__Task to complete__:
Your answer must be an exact copy of the records below, minus any images.

__Dataset excerpts__:
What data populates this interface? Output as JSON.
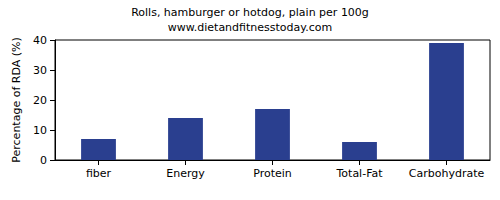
{
  "chart_data": {
    "type": "bar",
    "title": "Rolls, hamburger or hotdog, plain per 100g",
    "subtitle": "www.dietandfitnesstoday.com",
    "y_label": "Percentage of RDA (%)",
    "categories": [
      "fiber",
      "Energy",
      "Protein",
      "Total-Fat",
      "Carbohydrate"
    ],
    "values": [
      7,
      14,
      17,
      6,
      39
    ],
    "color": "#2a3f8f",
    "ylim": [
      0,
      40
    ],
    "yticks": [
      0,
      10,
      20,
      30,
      40
    ],
    "grid": false
  }
}
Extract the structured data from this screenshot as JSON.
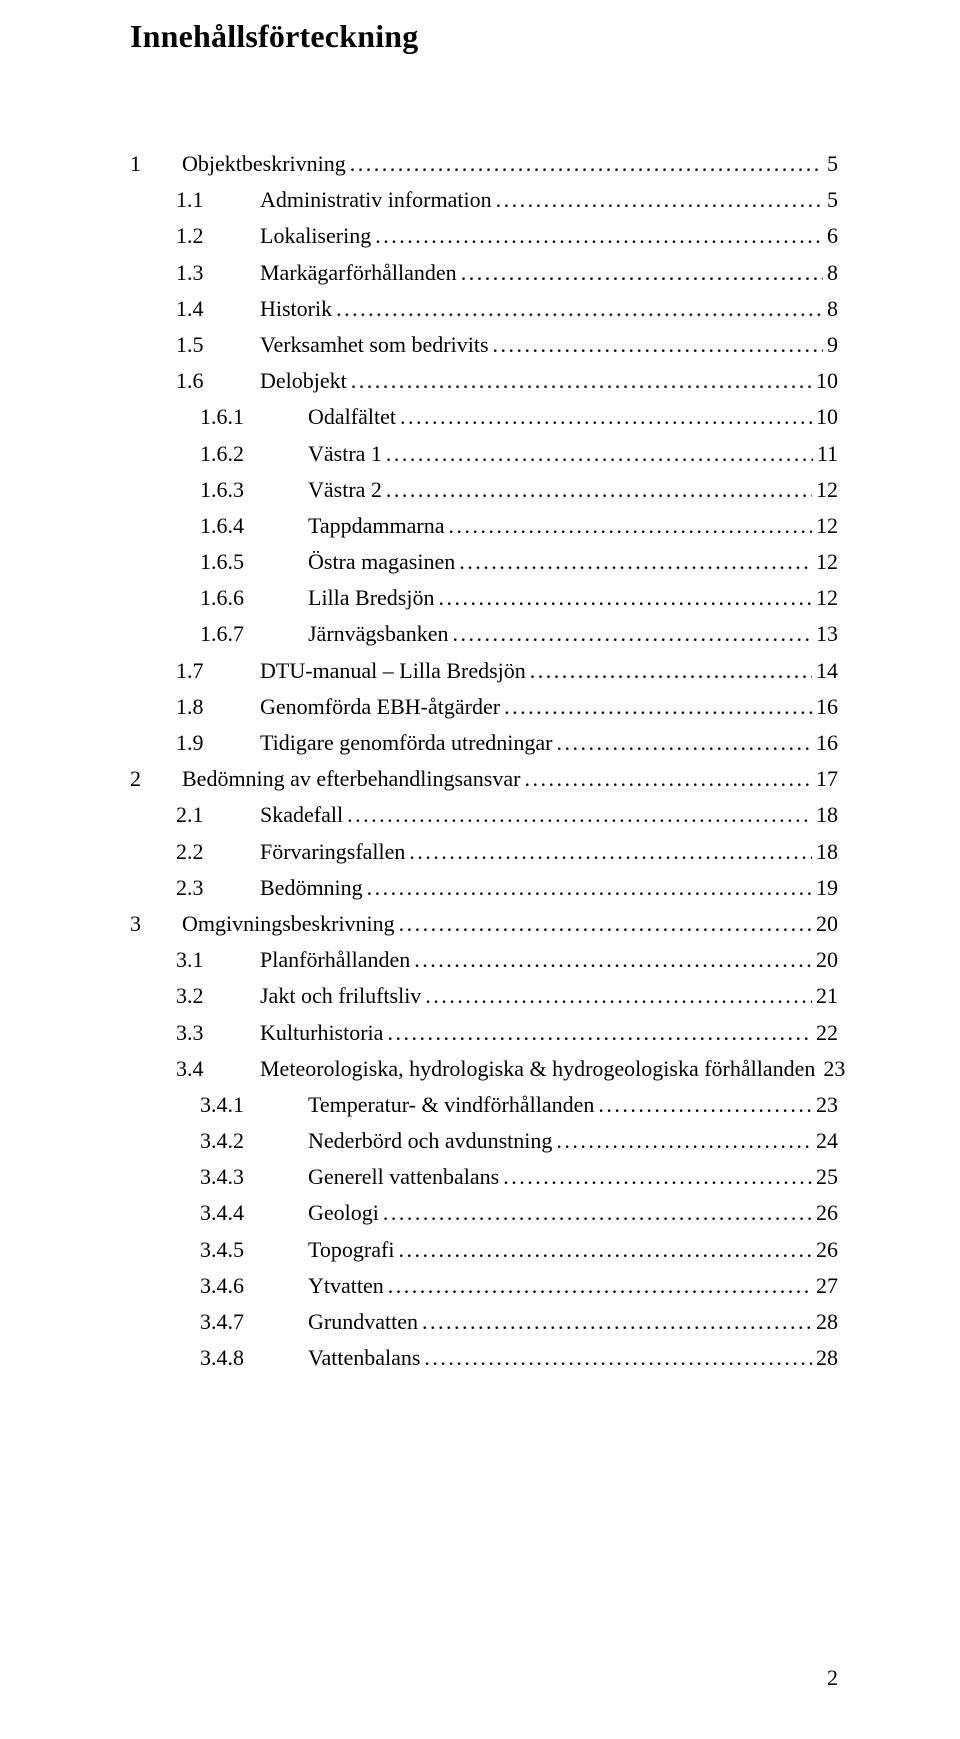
{
  "title": "Innehållsförteckning",
  "page_number": "2",
  "leader_char": ".",
  "entries": [
    {
      "level": 1,
      "num": "1",
      "text": "Objektbeskrivning",
      "page": "5"
    },
    {
      "level": 2,
      "num": "1.1",
      "text": "Administrativ information",
      "page": "5"
    },
    {
      "level": 2,
      "num": "1.2",
      "text": "Lokalisering",
      "page": "6"
    },
    {
      "level": 2,
      "num": "1.3",
      "text": "Markägarförhållanden",
      "page": "8"
    },
    {
      "level": 2,
      "num": "1.4",
      "text": "Historik",
      "page": "8"
    },
    {
      "level": 2,
      "num": "1.5",
      "text": "Verksamhet som bedrivits",
      "page": "9"
    },
    {
      "level": 2,
      "num": "1.6",
      "text": "Delobjekt",
      "page": "10"
    },
    {
      "level": 3,
      "num": "1.6.1",
      "text": "Odalfältet",
      "page": "10"
    },
    {
      "level": 3,
      "num": "1.6.2",
      "text": "Västra 1",
      "page": "11"
    },
    {
      "level": 3,
      "num": "1.6.3",
      "text": "Västra 2",
      "page": "12"
    },
    {
      "level": 3,
      "num": "1.6.4",
      "text": "Tappdammarna",
      "page": "12"
    },
    {
      "level": 3,
      "num": "1.6.5",
      "text": "Östra magasinen",
      "page": "12"
    },
    {
      "level": 3,
      "num": "1.6.6",
      "text": "Lilla Bredsjön",
      "page": "12"
    },
    {
      "level": 3,
      "num": "1.6.7",
      "text": "Järnvägsbanken",
      "page": "13"
    },
    {
      "level": 2,
      "num": "1.7",
      "text": "DTU-manual – Lilla Bredsjön",
      "page": "14"
    },
    {
      "level": 2,
      "num": "1.8",
      "text": "Genomförda EBH-åtgärder",
      "page": "16"
    },
    {
      "level": 2,
      "num": "1.9",
      "text": "Tidigare genomförda utredningar",
      "page": "16"
    },
    {
      "level": 1,
      "num": "2",
      "text": "Bedömning av efterbehandlingsansvar",
      "page": "17"
    },
    {
      "level": 2,
      "num": "2.1",
      "text": "Skadefall",
      "page": "18"
    },
    {
      "level": 2,
      "num": "2.2",
      "text": "Förvaringsfallen",
      "page": "18"
    },
    {
      "level": 2,
      "num": "2.3",
      "text": "Bedömning",
      "page": "19"
    },
    {
      "level": 1,
      "num": "3",
      "text": "Omgivningsbeskrivning",
      "page": "20"
    },
    {
      "level": 2,
      "num": "3.1",
      "text": "Planförhållanden",
      "page": "20"
    },
    {
      "level": 2,
      "num": "3.2",
      "text": "Jakt och friluftsliv",
      "page": "21"
    },
    {
      "level": 2,
      "num": "3.3",
      "text": "Kulturhistoria",
      "page": "22"
    },
    {
      "level": 2,
      "num": "3.4",
      "text": "Meteorologiska, hydrologiska & hydrogeologiska förhållanden",
      "page": "23"
    },
    {
      "level": 3,
      "num": "3.4.1",
      "text": "Temperatur- & vindförhållanden",
      "page": "23"
    },
    {
      "level": 3,
      "num": "3.4.2",
      "text": "Nederbörd och avdunstning",
      "page": "24"
    },
    {
      "level": 3,
      "num": "3.4.3",
      "text": "Generell vattenbalans",
      "page": "25"
    },
    {
      "level": 3,
      "num": "3.4.4",
      "text": "Geologi",
      "page": "26"
    },
    {
      "level": 3,
      "num": "3.4.5",
      "text": "Topografi",
      "page": "26"
    },
    {
      "level": 3,
      "num": "3.4.6",
      "text": "Ytvatten",
      "page": "27"
    },
    {
      "level": 3,
      "num": "3.4.7",
      "text": "Grundvatten",
      "page": "28"
    },
    {
      "level": 3,
      "num": "3.4.8",
      "text": "Vattenbalans",
      "page": "28"
    }
  ]
}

__Solution__:
What data populates this interface? Output as JSON.
{
  "chart_data": {
    "type": "bar",
    "title": "Rolls, hamburger or hotdog, plain per 100g",
    "subtitle": "www.dietandfitnesstoday.com",
    "y_label": "Percentage of RDA (%)",
    "categories": [
      "fiber",
      "Energy",
      "Protein",
      "Total-Fat",
      "Carbohydrate"
    ],
    "values": [
      7,
      14,
      17,
      6,
      39
    ],
    "color": "#2a3f8f",
    "ylim": [
      0,
      40
    ],
    "yticks": [
      0,
      10,
      20,
      30,
      40
    ],
    "grid": false
  }
}
Extract the structured data from this screenshot as JSON.
{
  "title": "Innehållsförteckning",
  "page_number": "2",
  "leader_char": ".",
  "entries": [
    {
      "level": 1,
      "num": "1",
      "text": "Objektbeskrivning",
      "page": "5"
    },
    {
      "level": 2,
      "num": "1.1",
      "text": "Administrativ information",
      "page": "5"
    },
    {
      "level": 2,
      "num": "1.2",
      "text": "Lokalisering",
      "page": "6"
    },
    {
      "level": 2,
      "num": "1.3",
      "text": "Markägarförhållanden",
      "page": "8"
    },
    {
      "level": 2,
      "num": "1.4",
      "text": "Historik",
      "page": "8"
    },
    {
      "level": 2,
      "num": "1.5",
      "text": "Verksamhet som bedrivits",
      "page": "9"
    },
    {
      "level": 2,
      "num": "1.6",
      "text": "Delobjekt",
      "page": "10"
    },
    {
      "level": 3,
      "num": "1.6.1",
      "text": "Odalfältet",
      "page": "10"
    },
    {
      "level": 3,
      "num": "1.6.2",
      "text": "Västra 1",
      "page": "11"
    },
    {
      "level": 3,
      "num": "1.6.3",
      "text": "Västra 2",
      "page": "12"
    },
    {
      "level": 3,
      "num": "1.6.4",
      "text": "Tappdammarna",
      "page": "12"
    },
    {
      "level": 3,
      "num": "1.6.5",
      "text": "Östra magasinen",
      "page": "12"
    },
    {
      "level": 3,
      "num": "1.6.6",
      "text": "Lilla Bredsjön",
      "page": "12"
    },
    {
      "level": 3,
      "num": "1.6.7",
      "text": "Järnvägsbanken",
      "page": "13"
    },
    {
      "level": 2,
      "num": "1.7",
      "text": "DTU-manual – Lilla Bredsjön",
      "page": "14"
    },
    {
      "level": 2,
      "num": "1.8",
      "text": "Genomförda EBH-åtgärder",
      "page": "16"
    },
    {
      "level": 2,
      "num": "1.9",
      "text": "Tidigare genomförda utredningar",
      "page": "16"
    },
    {
      "level": 1,
      "num": "2",
      "text": "Bedömning av efterbehandlingsansvar",
      "page": "17"
    },
    {
      "level": 2,
      "num": "2.1",
      "text": "Skadefall",
      "page": "18"
    },
    {
      "level": 2,
      "num": "2.2",
      "text": "Förvaringsfallen",
      "page": "18"
    },
    {
      "level": 2,
      "num": "2.3",
      "text": "Bedömning",
      "page": "19"
    },
    {
      "level": 1,
      "num": "3",
      "text": "Omgivningsbeskrivning",
      "page": "20"
    },
    {
      "level": 2,
      "num": "3.1",
      "text": "Planförhållanden",
      "page": "20"
    },
    {
      "level": 2,
      "num": "3.2",
      "text": "Jakt och friluftsliv",
      "page": "21"
    },
    {
      "level": 2,
      "num": "3.3",
      "text": "Kulturhistoria",
      "page": "22"
    },
    {
      "level": 2,
      "num": "3.4",
      "text": "Meteorologiska, hydrologiska & hydrogeologiska förhållanden",
      "page": "23"
    },
    {
      "level": 3,
      "num": "3.4.1",
      "text": "Temperatur- & vindförhållanden",
      "page": "23"
    },
    {
      "level": 3,
      "num": "3.4.2",
      "text": "Nederbörd och avdunstning",
      "page": "24"
    },
    {
      "level": 3,
      "num": "3.4.3",
      "text": "Generell vattenbalans",
      "page": "25"
    },
    {
      "level": 3,
      "num": "3.4.4",
      "text": "Geologi",
      "page": "26"
    },
    {
      "level": 3,
      "num": "3.4.5",
      "text": "Topografi",
      "page": "26"
    },
    {
      "level": 3,
      "num": "3.4.6",
      "text": "Ytvatten",
      "page": "27"
    },
    {
      "level": 3,
      "num": "3.4.7",
      "text": "Grundvatten",
      "page": "28"
    },
    {
      "level": 3,
      "num": "3.4.8",
      "text": "Vattenbalans",
      "page": "28"
    }
  ]
}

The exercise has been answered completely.